■ What you have to do:
Without the pictures, can you quote each line below exactly?

■ Data for processing:
= = =

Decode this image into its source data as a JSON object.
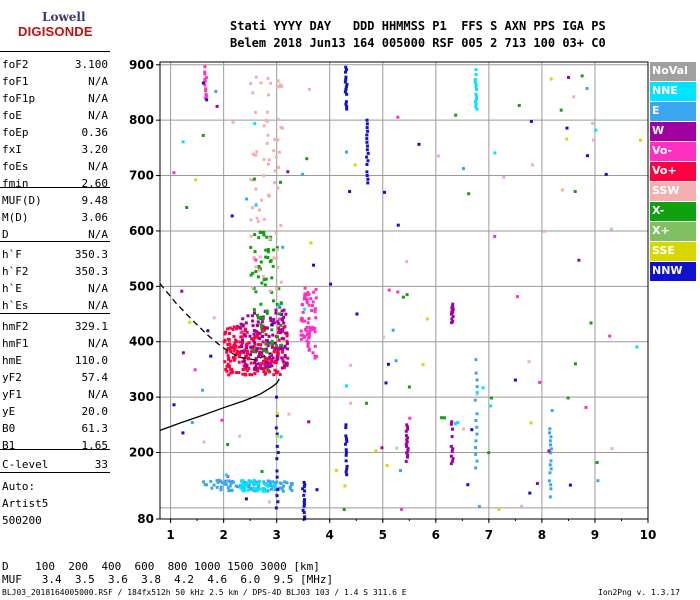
{
  "logo": {
    "top": "Lowell",
    "bottom": "DIGISONDE"
  },
  "header": {
    "line1": "Stati YYYY DAY   DDD HHMMSS P1  FFS S AXN PPS IGA PS",
    "line2": "Belem 2018 Jun13 164 005000 RSF 005 2 713 100 03+ C0"
  },
  "params": [
    {
      "key": "foF2",
      "value": "3.100"
    },
    {
      "key": "foF1",
      "value": "N/A"
    },
    {
      "key": "foF1p",
      "value": "N/A"
    },
    {
      "key": "foE",
      "value": "N/A"
    },
    {
      "key": "foEp",
      "value": "0.36"
    },
    {
      "key": "fxI",
      "value": "3.20"
    },
    {
      "key": "foEs",
      "value": "N/A"
    },
    {
      "key": "fmin",
      "value": "2.60"
    },
    {
      "key": "MUF(D)",
      "value": "9.48"
    },
    {
      "key": "M(D)",
      "value": "3.06"
    },
    {
      "key": "D",
      "value": "N/A"
    },
    {
      "key": "h`F",
      "value": "350.3"
    },
    {
      "key": "h`F2",
      "value": "350.3"
    },
    {
      "key": "h`E",
      "value": "N/A"
    },
    {
      "key": "h`Es",
      "value": "N/A"
    },
    {
      "key": "hmF2",
      "value": "329.1"
    },
    {
      "key": "hmF1",
      "value": "N/A"
    },
    {
      "key": "hmE",
      "value": "110.0"
    },
    {
      "key": "yF2",
      "value": "57.4"
    },
    {
      "key": "yF1",
      "value": "N/A"
    },
    {
      "key": "yE",
      "value": "20.0"
    },
    {
      "key": "B0",
      "value": "61.3"
    },
    {
      "key": "B1",
      "value": "1.65"
    },
    {
      "key": "C-level",
      "value": "33"
    }
  ],
  "auto": {
    "label": "Auto:",
    "artist": "Artist5",
    "code": "500200"
  },
  "legend": [
    {
      "label": "NoVal",
      "color": "#a0a0a0"
    },
    {
      "label": "NNE",
      "color": "#00e4ff"
    },
    {
      "label": "E",
      "color": "#3aa6f0"
    },
    {
      "label": "W",
      "color": "#a000a0"
    },
    {
      "label": "Vo-",
      "color": "#ff30c0"
    },
    {
      "label": "Vo+",
      "color": "#ff0040"
    },
    {
      "label": "SSW",
      "color": "#f4b0b0"
    },
    {
      "label": "X-",
      "color": "#10a010"
    },
    {
      "label": "X+",
      "color": "#80c060"
    },
    {
      "label": "SSE",
      "color": "#d8d800"
    },
    {
      "label": "NNW",
      "color": "#1010d0"
    }
  ],
  "bottom": {
    "d_row": "D    100  200  400  600  800 1000 1500 3000 [km]",
    "muf_row": "MUF   3.4  3.5  3.6  3.8  4.2  4.6  6.0  9.5 [MHz]"
  },
  "footer": {
    "left": "BLJ03_2018164005000.RSF / 184fx512h 50 kHz 2.5 km / DPS-4D BLJ03 103 / 1.4 S 311.6 E",
    "right": "Ion2Png v. 1.3.17"
  },
  "chart_data": {
    "type": "scatter",
    "xlim": [
      0.8,
      10
    ],
    "ylim": [
      80,
      905
    ],
    "x_ticks": [
      "1",
      "2",
      "3",
      "4",
      "5",
      "6",
      "7",
      "8",
      "9",
      "10"
    ],
    "y_ticks": [
      "80",
      "100",
      "200",
      "300",
      "400",
      "500",
      "600",
      "700",
      "800",
      "900"
    ],
    "xlabel": "",
    "ylabel": "",
    "grid": true,
    "traces": [
      {
        "name": "true height profile",
        "style": "solid",
        "color": "#000000",
        "points": [
          [
            0.8,
            240
          ],
          [
            1.2,
            254
          ],
          [
            1.6,
            267
          ],
          [
            2.0,
            281
          ],
          [
            2.4,
            294
          ],
          [
            2.7,
            306
          ],
          [
            2.9,
            318
          ],
          [
            3.0,
            325
          ],
          [
            3.05,
            333
          ]
        ]
      },
      {
        "name": "virtual height trace",
        "style": "dashed",
        "color": "#000000",
        "points": [
          [
            0.8,
            505
          ],
          [
            1.1,
            470
          ],
          [
            1.4,
            440
          ],
          [
            1.7,
            412
          ],
          [
            1.95,
            392
          ],
          [
            2.1,
            382
          ],
          [
            2.3,
            372
          ],
          [
            2.6,
            367
          ],
          [
            2.9,
            380
          ]
        ]
      }
    ],
    "echo_clusters": [
      {
        "class": "Vo+",
        "x": [
          2.0,
          3.2
        ],
        "y": [
          340,
          430
        ],
        "n": 220
      },
      {
        "class": "W",
        "x": [
          2.3,
          3.2
        ],
        "y": [
          350,
          460
        ],
        "n": 120
      },
      {
        "class": "X-",
        "x": [
          2.5,
          3.1
        ],
        "y": [
          380,
          600
        ],
        "n": 70
      },
      {
        "class": "E",
        "x": [
          1.6,
          3.3
        ],
        "y": [
          130,
          150
        ],
        "n": 90
      },
      {
        "class": "NNE",
        "x": [
          2.3,
          3.0
        ],
        "y": [
          130,
          150
        ],
        "n": 40
      },
      {
        "class": "Vo-",
        "x": [
          3.45,
          3.75
        ],
        "y": [
          370,
          500
        ],
        "n": 70
      },
      {
        "class": "SSW",
        "x": [
          2.5,
          3.1
        ],
        "y": [
          480,
          890
        ],
        "n": 70
      }
    ],
    "echo_columns": [
      {
        "class": "Vo-",
        "x": 1.65,
        "y": [
          840,
          900
        ]
      },
      {
        "class": "NNW",
        "x": 3.0,
        "y": [
          100,
          300
        ]
      },
      {
        "class": "NNW",
        "x": 3.5,
        "y": [
          80,
          150
        ]
      },
      {
        "class": "NNW",
        "x": 4.3,
        "y": [
          820,
          900
        ]
      },
      {
        "class": "NNW",
        "x": 4.3,
        "y": [
          160,
          250
        ]
      },
      {
        "class": "NNW",
        "x": 4.7,
        "y": [
          680,
          800
        ]
      },
      {
        "class": "W",
        "x": 5.45,
        "y": [
          180,
          250
        ]
      },
      {
        "class": "W",
        "x": 6.3,
        "y": [
          180,
          260
        ]
      },
      {
        "class": "E",
        "x": 6.75,
        "y": [
          160,
          380
        ]
      },
      {
        "class": "NNE",
        "x": 6.75,
        "y": [
          820,
          900
        ]
      },
      {
        "class": "E",
        "x": 8.15,
        "y": [
          120,
          250
        ]
      },
      {
        "class": "W",
        "x": 6.3,
        "y": [
          430,
          470
        ]
      }
    ]
  }
}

= = =

■ Answer to this problem:
Decode this image into its source data as a JSON object.
{
  "logo": {
    "top": "Lowell",
    "bottom": "DIGISONDE"
  },
  "header": {
    "line1": "Stati YYYY DAY   DDD HHMMSS P1  FFS S AXN PPS IGA PS",
    "line2": "Belem 2018 Jun13 164 005000 RSF 005 2 713 100 03+ C0"
  },
  "params": [
    {
      "key": "foF2",
      "value": "3.100"
    },
    {
      "key": "foF1",
      "value": "N/A"
    },
    {
      "key": "foF1p",
      "value": "N/A"
    },
    {
      "key": "foE",
      "value": "N/A"
    },
    {
      "key": "foEp",
      "value": "0.36"
    },
    {
      "key": "fxI",
      "value": "3.20"
    },
    {
      "key": "foEs",
      "value": "N/A"
    },
    {
      "key": "fmin",
      "value": "2.60"
    },
    {
      "key": "MUF(D)",
      "value": "9.48"
    },
    {
      "key": "M(D)",
      "value": "3.06"
    },
    {
      "key": "D",
      "value": "N/A"
    },
    {
      "key": "h`F",
      "value": "350.3"
    },
    {
      "key": "h`F2",
      "value": "350.3"
    },
    {
      "key": "h`E",
      "value": "N/A"
    },
    {
      "key": "h`Es",
      "value": "N/A"
    },
    {
      "key": "hmF2",
      "value": "329.1"
    },
    {
      "key": "hmF1",
      "value": "N/A"
    },
    {
      "key": "hmE",
      "value": "110.0"
    },
    {
      "key": "yF2",
      "value": "57.4"
    },
    {
      "key": "yF1",
      "value": "N/A"
    },
    {
      "key": "yE",
      "value": "20.0"
    },
    {
      "key": "B0",
      "value": "61.3"
    },
    {
      "key": "B1",
      "value": "1.65"
    },
    {
      "key": "C-level",
      "value": "33"
    }
  ],
  "auto": {
    "label": "Auto:",
    "artist": "Artist5",
    "code": "500200"
  },
  "legend": [
    {
      "label": "NoVal",
      "color": "#a0a0a0"
    },
    {
      "label": "NNE",
      "color": "#00e4ff"
    },
    {
      "label": "E",
      "color": "#3aa6f0"
    },
    {
      "label": "W",
      "color": "#a000a0"
    },
    {
      "label": "Vo-",
      "color": "#ff30c0"
    },
    {
      "label": "Vo+",
      "color": "#ff0040"
    },
    {
      "label": "SSW",
      "color": "#f4b0b0"
    },
    {
      "label": "X-",
      "color": "#10a010"
    },
    {
      "label": "X+",
      "color": "#80c060"
    },
    {
      "label": "SSE",
      "color": "#d8d800"
    },
    {
      "label": "NNW",
      "color": "#1010d0"
    }
  ],
  "bottom": {
    "d_row": "D    100  200  400  600  800 1000 1500 3000 [km]",
    "muf_row": "MUF   3.4  3.5  3.6  3.8  4.2  4.6  6.0  9.5 [MHz]"
  },
  "footer": {
    "left": "BLJ03_2018164005000.RSF / 184fx512h 50 kHz 2.5 km / DPS-4D BLJ03 103 / 1.4 S 311.6 E",
    "right": "Ion2Png v. 1.3.17"
  },
  "chart_data": {
    "type": "scatter",
    "xlim": [
      0.8,
      10
    ],
    "ylim": [
      80,
      905
    ],
    "x_ticks": [
      "1",
      "2",
      "3",
      "4",
      "5",
      "6",
      "7",
      "8",
      "9",
      "10"
    ],
    "y_ticks": [
      "80",
      "100",
      "200",
      "300",
      "400",
      "500",
      "600",
      "700",
      "800",
      "900"
    ],
    "xlabel": "",
    "ylabel": "",
    "grid": true,
    "traces": [
      {
        "name": "true height profile",
        "style": "solid",
        "color": "#000000",
        "points": [
          [
            0.8,
            240
          ],
          [
            1.2,
            254
          ],
          [
            1.6,
            267
          ],
          [
            2.0,
            281
          ],
          [
            2.4,
            294
          ],
          [
            2.7,
            306
          ],
          [
            2.9,
            318
          ],
          [
            3.0,
            325
          ],
          [
            3.05,
            333
          ]
        ]
      },
      {
        "name": "virtual height trace",
        "style": "dashed",
        "color": "#000000",
        "points": [
          [
            0.8,
            505
          ],
          [
            1.1,
            470
          ],
          [
            1.4,
            440
          ],
          [
            1.7,
            412
          ],
          [
            1.95,
            392
          ],
          [
            2.1,
            382
          ],
          [
            2.3,
            372
          ],
          [
            2.6,
            367
          ],
          [
            2.9,
            380
          ]
        ]
      }
    ],
    "echo_clusters": [
      {
        "class": "Vo+",
        "x": [
          2.0,
          3.2
        ],
        "y": [
          340,
          430
        ],
        "n": 220
      },
      {
        "class": "W",
        "x": [
          2.3,
          3.2
        ],
        "y": [
          350,
          460
        ],
        "n": 120
      },
      {
        "class": "X-",
        "x": [
          2.5,
          3.1
        ],
        "y": [
          380,
          600
        ],
        "n": 70
      },
      {
        "class": "E",
        "x": [
          1.6,
          3.3
        ],
        "y": [
          130,
          150
        ],
        "n": 90
      },
      {
        "class": "NNE",
        "x": [
          2.3,
          3.0
        ],
        "y": [
          130,
          150
        ],
        "n": 40
      },
      {
        "class": "Vo-",
        "x": [
          3.45,
          3.75
        ],
        "y": [
          370,
          500
        ],
        "n": 70
      },
      {
        "class": "SSW",
        "x": [
          2.5,
          3.1
        ],
        "y": [
          480,
          890
        ],
        "n": 70
      }
    ],
    "echo_columns": [
      {
        "class": "Vo-",
        "x": 1.65,
        "y": [
          840,
          900
        ]
      },
      {
        "class": "NNW",
        "x": 3.0,
        "y": [
          100,
          300
        ]
      },
      {
        "class": "NNW",
        "x": 3.5,
        "y": [
          80,
          150
        ]
      },
      {
        "class": "NNW",
        "x": 4.3,
        "y": [
          820,
          900
        ]
      },
      {
        "class": "NNW",
        "x": 4.3,
        "y": [
          160,
          250
        ]
      },
      {
        "class": "NNW",
        "x": 4.7,
        "y": [
          680,
          800
        ]
      },
      {
        "class": "W",
        "x": 5.45,
        "y": [
          180,
          250
        ]
      },
      {
        "class": "W",
        "x": 6.3,
        "y": [
          180,
          260
        ]
      },
      {
        "class": "E",
        "x": 6.75,
        "y": [
          160,
          380
        ]
      },
      {
        "class": "NNE",
        "x": 6.75,
        "y": [
          820,
          900
        ]
      },
      {
        "class": "E",
        "x": 8.15,
        "y": [
          120,
          250
        ]
      },
      {
        "class": "W",
        "x": 6.3,
        "y": [
          430,
          470
        ]
      }
    ]
  }
}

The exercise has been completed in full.